+++ Record extracts +++
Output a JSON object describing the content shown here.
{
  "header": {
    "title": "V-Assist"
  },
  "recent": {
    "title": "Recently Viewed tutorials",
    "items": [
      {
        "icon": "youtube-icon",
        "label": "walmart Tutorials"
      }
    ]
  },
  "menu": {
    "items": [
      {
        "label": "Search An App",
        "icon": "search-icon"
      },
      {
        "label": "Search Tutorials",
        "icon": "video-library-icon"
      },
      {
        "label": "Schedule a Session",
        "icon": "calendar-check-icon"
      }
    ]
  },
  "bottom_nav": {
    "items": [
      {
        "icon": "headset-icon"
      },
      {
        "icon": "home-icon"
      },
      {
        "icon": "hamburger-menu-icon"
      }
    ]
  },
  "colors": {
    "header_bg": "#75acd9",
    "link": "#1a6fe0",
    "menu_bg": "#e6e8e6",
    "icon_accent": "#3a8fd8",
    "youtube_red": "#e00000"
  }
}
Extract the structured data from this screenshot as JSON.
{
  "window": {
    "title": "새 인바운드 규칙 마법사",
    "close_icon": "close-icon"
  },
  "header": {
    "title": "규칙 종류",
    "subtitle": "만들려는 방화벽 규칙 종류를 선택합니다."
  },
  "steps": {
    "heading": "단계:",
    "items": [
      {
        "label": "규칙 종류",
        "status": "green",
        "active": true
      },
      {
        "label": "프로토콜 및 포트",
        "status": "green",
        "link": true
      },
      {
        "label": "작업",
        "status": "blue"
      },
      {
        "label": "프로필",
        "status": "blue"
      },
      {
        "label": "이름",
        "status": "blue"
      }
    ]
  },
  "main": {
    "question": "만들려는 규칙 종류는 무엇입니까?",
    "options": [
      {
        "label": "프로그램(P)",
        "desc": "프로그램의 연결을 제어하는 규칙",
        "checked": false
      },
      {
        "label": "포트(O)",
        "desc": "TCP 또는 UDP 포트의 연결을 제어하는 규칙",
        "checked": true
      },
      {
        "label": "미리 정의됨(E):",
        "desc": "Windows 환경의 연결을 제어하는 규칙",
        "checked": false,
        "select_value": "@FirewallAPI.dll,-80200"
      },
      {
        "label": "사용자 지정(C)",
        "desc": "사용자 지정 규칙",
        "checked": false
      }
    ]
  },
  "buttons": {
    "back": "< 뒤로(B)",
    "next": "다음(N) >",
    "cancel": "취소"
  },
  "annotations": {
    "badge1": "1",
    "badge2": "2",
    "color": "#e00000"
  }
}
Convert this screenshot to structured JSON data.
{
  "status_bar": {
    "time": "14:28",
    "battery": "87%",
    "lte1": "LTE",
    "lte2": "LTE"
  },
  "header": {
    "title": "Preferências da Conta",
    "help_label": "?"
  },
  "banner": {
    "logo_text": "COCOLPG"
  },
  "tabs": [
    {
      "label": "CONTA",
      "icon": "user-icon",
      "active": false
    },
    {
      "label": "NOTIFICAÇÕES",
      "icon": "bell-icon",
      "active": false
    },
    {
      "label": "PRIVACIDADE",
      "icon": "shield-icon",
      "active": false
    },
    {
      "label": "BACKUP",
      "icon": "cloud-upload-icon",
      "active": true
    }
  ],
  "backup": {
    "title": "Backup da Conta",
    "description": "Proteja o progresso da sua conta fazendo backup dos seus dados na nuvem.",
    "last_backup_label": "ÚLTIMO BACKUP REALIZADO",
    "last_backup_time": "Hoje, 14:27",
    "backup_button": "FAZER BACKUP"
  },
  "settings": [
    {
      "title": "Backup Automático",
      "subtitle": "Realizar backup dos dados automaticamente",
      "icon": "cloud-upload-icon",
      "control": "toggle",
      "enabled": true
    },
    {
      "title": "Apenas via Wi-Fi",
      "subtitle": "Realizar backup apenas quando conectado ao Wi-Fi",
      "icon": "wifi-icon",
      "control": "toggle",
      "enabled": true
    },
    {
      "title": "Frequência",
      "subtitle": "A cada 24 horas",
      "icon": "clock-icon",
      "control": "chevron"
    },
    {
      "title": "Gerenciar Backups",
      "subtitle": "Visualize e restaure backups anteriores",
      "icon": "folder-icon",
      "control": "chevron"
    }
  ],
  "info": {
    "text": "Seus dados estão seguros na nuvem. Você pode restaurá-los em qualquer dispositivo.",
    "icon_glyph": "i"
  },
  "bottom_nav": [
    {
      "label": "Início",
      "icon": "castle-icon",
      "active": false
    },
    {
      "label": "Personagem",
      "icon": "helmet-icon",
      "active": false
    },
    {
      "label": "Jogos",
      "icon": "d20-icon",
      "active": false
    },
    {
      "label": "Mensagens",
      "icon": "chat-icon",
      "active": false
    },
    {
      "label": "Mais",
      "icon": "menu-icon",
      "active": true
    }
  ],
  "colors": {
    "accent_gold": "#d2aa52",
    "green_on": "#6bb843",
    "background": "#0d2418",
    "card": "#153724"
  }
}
+++
__What needs to be done__:
Output the records above in their entirety, exactly.

__Worked solution__:
Output a JSON object describing the content shown here.
{
  "header": {
    "title": "V-Assist"
  },
  "recent": {
    "title": "Recently Viewed tutorials",
    "items": [
      {
        "icon": "youtube-icon",
        "label": "walmart Tutorials"
      }
    ]
  },
  "menu": {
    "items": [
      {
        "label": "Search An App",
        "icon": "search-icon"
      },
      {
        "label": "Search Tutorials",
        "icon": "video-library-icon"
      },
      {
        "label": "Schedule a Session",
        "icon": "calendar-check-icon"
      }
    ]
  },
  "bottom_nav": {
    "items": [
      {
        "icon": "headset-icon"
      },
      {
        "icon": "home-icon"
      },
      {
        "icon": "hamburger-menu-icon"
      }
    ]
  },
  "colors": {
    "header_bg": "#75acd9",
    "link": "#1a6fe0",
    "menu_bg": "#e6e8e6",
    "icon_accent": "#3a8fd8",
    "youtube_red": "#e00000"
  }
}
Extract the structured data from this screenshot as JSON.
{
  "window": {
    "title": "새 인바운드 규칙 마법사",
    "close_icon": "close-icon"
  },
  "header": {
    "title": "규칙 종류",
    "subtitle": "만들려는 방화벽 규칙 종류를 선택합니다."
  },
  "steps": {
    "heading": "단계:",
    "items": [
      {
        "label": "규칙 종류",
        "status": "green",
        "active": true
      },
      {
        "label": "프로토콜 및 포트",
        "status": "green",
        "link": true
      },
      {
        "label": "작업",
        "status": "blue"
      },
      {
        "label": "프로필",
        "status": "blue"
      },
      {
        "label": "이름",
        "status": "blue"
      }
    ]
  },
  "main": {
    "question": "만들려는 규칙 종류는 무엇입니까?",
    "options": [
      {
        "label": "프로그램(P)",
        "desc": "프로그램의 연결을 제어하는 규칙",
        "checked": false
      },
      {
        "label": "포트(O)",
        "desc": "TCP 또는 UDP 포트의 연결을 제어하는 규칙",
        "checked": true
      },
      {
        "label": "미리 정의됨(E):",
        "desc": "Windows 환경의 연결을 제어하는 규칙",
        "checked": false,
        "select_value": "@FirewallAPI.dll,-80200"
      },
      {
        "label": "사용자 지정(C)",
        "desc": "사용자 지정 규칙",
        "checked": false
      }
    ]
  },
  "buttons": {
    "back": "< 뒤로(B)",
    "next": "다음(N) >",
    "cancel": "취소"
  },
  "annotations": {
    "badge1": "1",
    "badge2": "2",
    "color": "#e00000"
  }
}
Convert this screenshot to structured JSON data.
{
  "status_bar": {
    "time": "14:28",
    "battery": "87%",
    "lte1": "LTE",
    "lte2": "LTE"
  },
  "header": {
    "title": "Preferências da Conta",
    "help_label": "?"
  },
  "banner": {
    "logo_text": "COCOLPG"
  },
  "tabs": [
    {
      "label": "CONTA",
      "icon": "user-icon",
      "active": false
    },
    {
      "label": "NOTIFICAÇÕES",
      "icon": "bell-icon",
      "active": false
    },
    {
      "label": "PRIVACIDADE",
      "icon": "shield-icon",
      "active": false
    },
    {
      "label": "BACKUP",
      "icon": "cloud-upload-icon",
      "active": true
    }
  ],
  "backup": {
    "title": "Backup da Conta",
    "description": "Proteja o progresso da sua conta fazendo backup dos seus dados na nuvem.",
    "last_backup_label": "ÚLTIMO BACKUP REALIZADO",
    "last_backup_time": "Hoje, 14:27",
    "backup_button": "FAZER BACKUP"
  },
  "settings": [
    {
      "title": "Backup Automático",
      "subtitle": "Realizar backup dos dados automaticamente",
      "icon": "cloud-upload-icon",
      "control": "toggle",
      "enabled": true
    },
    {
      "title": "Apenas via Wi-Fi",
      "subtitle": "Realizar backup apenas quando conectado ao Wi-Fi",
      "icon": "wifi-icon",
      "control": "toggle",
      "enabled": true
    },
    {
      "title": "Frequência",
      "subtitle": "A cada 24 horas",
      "icon": "clock-icon",
      "control": "chevron"
    },
    {
      "title": "Gerenciar Backups",
      "subtitle": "Visualize e restaure backups anteriores",
      "icon": "folder-icon",
      "control": "chevron"
    }
  ],
  "info": {
    "text": "Seus dados estão seguros na nuvem. Você pode restaurá-los em qualquer dispositivo.",
    "icon_glyph": "i"
  },
  "bottom_nav": [
    {
      "label": "Início",
      "icon": "castle-icon",
      "active": false
    },
    {
      "label": "Personagem",
      "icon": "helmet-icon",
      "active": false
    },
    {
      "label": "Jogos",
      "icon": "d20-icon",
      "active": false
    },
    {
      "label": "Mensagens",
      "icon": "chat-icon",
      "active": false
    },
    {
      "label": "Mais",
      "icon": "menu-icon",
      "active": true
    }
  ],
  "colors": {
    "accent_gold": "#d2aa52",
    "green_on": "#6bb843",
    "background": "#0d2418",
    "card": "#153724"
  }
}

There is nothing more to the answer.